Source data
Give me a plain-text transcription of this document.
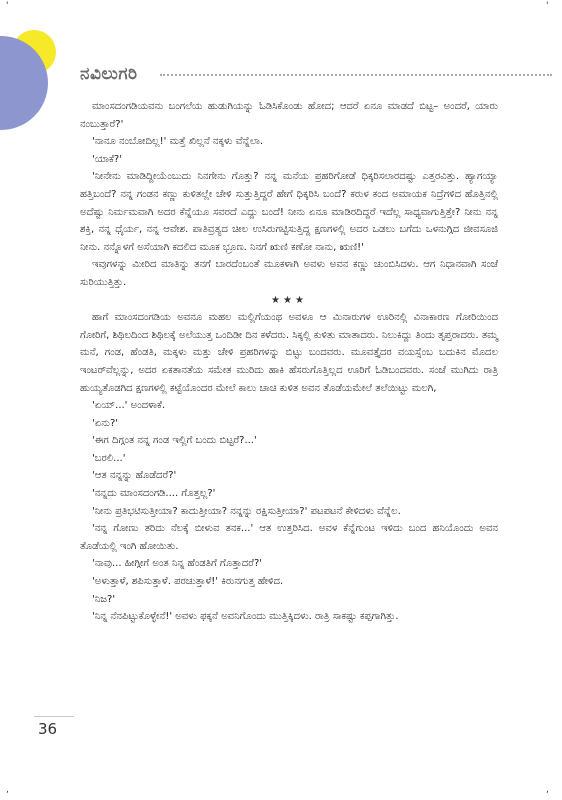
'	'
,	,
ನವಿಲುಗರಿ

ಮಾಂಸದಂಗಡಿಯವನು ಬಂಗಲೆಯ ಹುಡುಗಿಯನ್ನು ಓಡಿಸಿಕೊಂಡು ಹೋದ; ಆದರೆ ಏನೂ ಮಾಡದೆ ಬಿಟ್ಟ– ಅಂದರೆ, ಯಾರು ನಂಬುತ್ತಾರೆ?'

'ನಾನೂ ನಂಬೋದಿಲ್ಲ!' ಮತ್ತೆ ಖಿಲ್ಲನೆ ನಕ್ಕಳು ವೆನ್ನೆಲಾ.

'ಯಾಕೆ?'

'ನೀನೇನು ಮಾಡಿದ್ದೀಯೆಂಬುದು ನಿನಗೇನು ಗೊತ್ತು? ನನ್ನ ಮನೆಯ ಪ್ರಹರಿಗೋಡೆ ಧಿಕ್ಕರಿಸಲಾರದಷ್ಟು ಎತ್ತರವಿತ್ತು. ಹ್ಯಾಗಯ್ಯಾ ಹತ್ತಿಬಂದೆ? ನನ್ನ ಗಂಡನ ಕಣ್ಣು ಕುಳಿತಲ್ಲೇ ಚೇಳಿ ಸುತ್ತುತ್ತಿದ್ದರೆ ಹೇಗೆ ಧಿಕ್ಕರಿಸಿ ಬಂದೆ? ಕರುಳ ಕಂದ ಅಮಾಯಕ ನಿದ್ರೆಗಳಿದ ಹೊತ್ತಿನಲ್ಲಿ ಅದೆಷ್ಟು ನಿರ್ಮಮವಾಗಿ ಅದರ ಕೆನ್ನೆಯೂ ಸವರದೆ ಎದ್ದು ಬಂದೆ! ನೀನು ಏನೂ ಮಾಡಿರದಿದ್ದರೆ ಇದೆಲ್ಲ ಸಾಧ್ಯವಾಗುತ್ತಿತ್ತೇ? ನೀನು ನನ್ನ ಶಕ್ತಿ, ನನ್ನ ಧೈರ್ಯ, ನನ್ನ ಆವೇಶ. ಪಾತಿವ್ರತ್ಯದ ಚೀಲ ಉಸಿರುಗಟ್ಟಿಸುತ್ತಿದ್ದ ಕ್ಷಣಗಳಲ್ಲಿ ಅದರ ಒಡಲು ಬಗೆದು ಒಳನುಗ್ಗಿದ ಜೀವಸೂಜಿ ನೀನು. ನನ್ನೊಳಗೆ ಅಸೆಯಾಗಿ ಕದಲಿದ ಮೂಕ ಭ್ರೂಣ. ನಿನಗೆ ಋಣಿ ಕಣೋ ನಾನು, ಋಣಿ!'

ಇವುಗಳನ್ನು ಮೀರಿದ ಮಾತಿನ್ನು ತನಗೆ ಬಾರದೆಂಬಂತೆ ಮೂಕಳಾಗಿ ಅವಳು ಅವನ ಕಣ್ಣು ಚುಂಬಿಸಿದಳು. ಆಗ ನಿಧಾನವಾಗಿ ಸಂಜೆ ಸುರಿಯುತ್ತಿತ್ತು.

★★★

ಹಾಗೆ ಮಾಂಸದಂಗಡಿಯ ಅವನೂ ಮಹಲ ಮಲ್ಲಿಗೆಯಂಥ ಅವಳೂ ಆ ಮಿನಾರುಗಳ ಊರಿನಲ್ಲಿ ವಿನಾಕಾರಣ ಗೋರಿಯಿಂದ ಗೋರಿಗೆ, ಶಿಥಿಲದಿಂದ ಶಿಥಿಲಕ್ಕೆ ಅಲೆಯುತ್ತ ಒಂದಿಡೀ ದಿನ ಕಳೆದರು. ಸಿಕ್ಕಲ್ಲಿ ಕುಳಿತು ಮಾತಾದರು. ನಿಲುಕಿದ್ದು ತಿಂದು ತೃಪ್ತರಾದರು. ತಮ್ಮ ಮನೆ, ಗಂಡ, ಹೆಂಡತಿ, ಮಕ್ಕಳು ಮತ್ತು ಚೇಳಿ ಪ್ರಹರಿಗಳನ್ನು ಬಿಟ್ಟು ಬಂದವರು. ಮೂವತ್ತೈದರ ವಯಸ್ಸೆಂಬ ಬದುಕಿನ ಮೊದಲ ಇಂಟರ್‌ವೆಲ್ಲನ್ನು, ಅದರ ಏಕತಾನತೆಯ ಸಮೇತ ಮುರಿದು ಹಾಕಿ ಹೆಸರುಗೊತ್ತಿಲ್ಲದ ಊರಿಗೆ ಓಡಿಬಂದವರು. ಸಂಜೆ ಮುಗಿದು ರಾತ್ರಿ ಹುಯ್ಯತೊಡಗಿದ ಕ್ಷಣಗಳಲ್ಲಿ ಕಟ್ಟೆಯೊಂದರ ಮೇಲೆ ಕಾಲು ಚಾಚಿ ಕುಳಿತ ಅವನ ತೊಡೆಯಮೇಲೆ ತಲೆಯಿಟ್ಟು ಮಲಗಿ,

'ಏಯ್...' ಅಂದಳಾಕೆ.

'ಏನು?'

'ಈಗ ದಿಗ್ಗಂತ ನನ್ನ ಗಂಡ ಇಲ್ಲಿಗೆ ಬಂದು ಬಿಟ್ಟರೆ?...'

'ಬರಲಿ...'

'ಆತ ನನ್ನನ್ನು ಹೊಡೆದರೆ?'

'ನನ್ನದು ಮಾಂಸದಂಗಡಿ.... ಗೊತ್ತಲ್ಲ?'

'ನೀನು ಪ್ರತಿಭಟಿಸುತ್ತೀಯಾ? ಕಾದುತ್ತೀಯಾ? ನನ್ನನ್ನು ರಕ್ಷಿಸುತ್ತೀಯಾ?' ಪಟಪಟನೆ ಕೇಳಿದಳು ವೆನ್ನೆಲ.

'ನನ್ನ ಗೋಣು ತರಿದು ನೆಲಕ್ಕೆ ಬೀಳುವ ತನಕ...' ಆತ ಉತ್ತರಿಸಿದ. ಅವಳ ಕೆನ್ನೆಗುಂಟ ಇಳಿದು ಬಂದ ಹನಿಯೊಂದು ಅವನ ತೊಡೆಯಲ್ಲಿ ಇಂಗಿ ಹೋಯಿತು.

'ನಾವು... ಹೀಗ್ಗೀಗೆ ಅಂತ ನಿನ್ನ ಹೆಂಡತಿಗೆ ಗೊತ್ತಾದರೆ?'

'ಅಳುತ್ತಾಳೆ, ಶಪಿಸುತ್ತಾಳೆ. ಪರಚುತ್ತಾಳೆ!' ಕಿರುನಗುತ್ತ ಹೇಳಿದ.

'ನಿಜ?'

'ನಿನ್ನ ನೆನಪಿಟ್ಟುಕೊಳ್ಳೇನೆ!' ಅವಳು ಫಕ್ಕನೆ ಅವನಿಗೊಂದು ಮುತ್ತಿಕ್ಕಿದಳು. ರಾತ್ರಿ ಸಾಕಷ್ಟು ಕಪ್ಪಗಾಗಿತ್ತು.

36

- Written request -
Copy each line of the preceding data that contains the string "ಷಣಗಳಲ".

- Result below -
'ನೀನೇನು ಮಾಡಿದ್ದೀಯೆಂಬುದು ನಿನಗೇನು ಗೊತ್ತು? ನನ್ನ ಮನೆಯ ಪ್ರಹರಿಗೋಡೆ ಧಿಕ್ಕರಿಸಲಾರದಷ್ಟು ಎತ್ತರವಿತ್ತು. ಹ್ಯಾಗಯ್ಯಾ ಹತ್ತಿಬಂದೆ? ನನ್ನ ಗಂಡನ ಕಣ್ಣು ಕುಳಿತಲ್ಲೇ ಚೇಳಿ ಸುತ್ತುತ್ತಿದ್ದರೆ ಹೇಗೆ ಧಿಕ್ಕರಿಸಿ ಬಂದೆ? ಕರುಳ ಕಂದ ಅಮಾಯಕ ನಿದ್ರೆಗಳಿದ ಹೊತ್ತಿನಲ್ಲಿ ಅದೆಷ್ಟು ನಿರ್ಮಮವಾಗಿ ಅದರ ಕೆನ್ನೆಯೂ ಸವರದೆ ಎದ್ದು ಬಂದೆ! ನೀನು ಏನೂ ಮಾಡಿರದಿದ್ದರೆ ಇದೆಲ್ಲ ಸಾಧ್ಯವಾಗುತ್ತಿತ್ತೇ? ನೀನು ನನ್ನ ಶಕ್ತಿ, ನನ್ನ ಧೈರ್ಯ, ನನ್ನ ಆವೇಶ. ಪಾತಿವ್ರತ್ಯದ ಚೀಲ ಉಸಿರುಗಟ್ಟಿಸುತ್ತಿದ್ದ ಕ್ಷಣಗಳಲ್ಲಿ ಅದರ ಒಡಲು ಬಗೆದು ಒಳನುಗ್ಗಿದ ಜೀವಸೂಜಿ ನೀನು. ನನ್ನೊಳಗೆ ಅಸೆಯಾಗಿ ಕದಲಿದ ಮೂಕ ಭ್ರೂಣ. ನಿನಗೆ ಋಣಿ ಕಣೋ ನಾನು, ಋಣಿ!'
ಹಾಗೆ ಮಾಂಸದಂಗಡಿಯ ಅವನೂ ಮಹಲ ಮಲ್ಲಿಗೆಯಂಥ ಅವಳೂ ಆ ಮಿನಾರುಗಳ ಊರಿನಲ್ಲಿ ವಿನಾಕಾರಣ ಗೋರಿಯಿಂದ ಗೋರಿಗೆ, ಶಿಥಿಲದಿಂದ ಶಿಥಿಲಕ್ಕೆ ಅಲೆಯುತ್ತ ಒಂದಿಡೀ ದಿನ ಕಳೆದರು. ಸಿಕ್ಕಲ್ಲಿ ಕುಳಿತು ಮಾತಾದರು. ನಿಲುಕಿದ್ದು ತಿಂದು ತೃಪ್ತರಾದರು. ತಮ್ಮ ಮನೆ, ಗಂಡ, ಹೆಂಡತಿ, ಮಕ್ಕಳು ಮತ್ತು ಚೇಳಿ ಪ್ರಹರಿಗಳನ್ನು ಬಿಟ್ಟು ಬಂದವರು. ಮೂವತ್ತೈದರ ವಯಸ್ಸೆಂಬ ಬದುಕಿನ ಮೊದಲ ಇಂಟರ್‌ವೆಲ್ಲನ್ನು, ಅದರ ಏಕತಾನತೆಯ ಸಮೇತ ಮುರಿದು ಹಾಕಿ ಹೆಸರುಗೊತ್ತಿಲ್ಲದ ಊರಿಗೆ ಓಡಿಬಂದವರು. ಸಂಜೆ ಮುಗಿದು ರಾತ್ರಿ ಹುಯ್ಯತೊಡಗಿದ ಕ್ಷಣಗಳಲ್ಲಿ ಕಟ್ಟೆಯೊಂದರ ಮೇಲೆ ಕಾಲು ಚಾಚಿ ಕುಳಿತ ಅವನ ತೊಡೆಯಮೇಲೆ ತಲೆಯಿಟ್ಟು ಮಲಗಿ,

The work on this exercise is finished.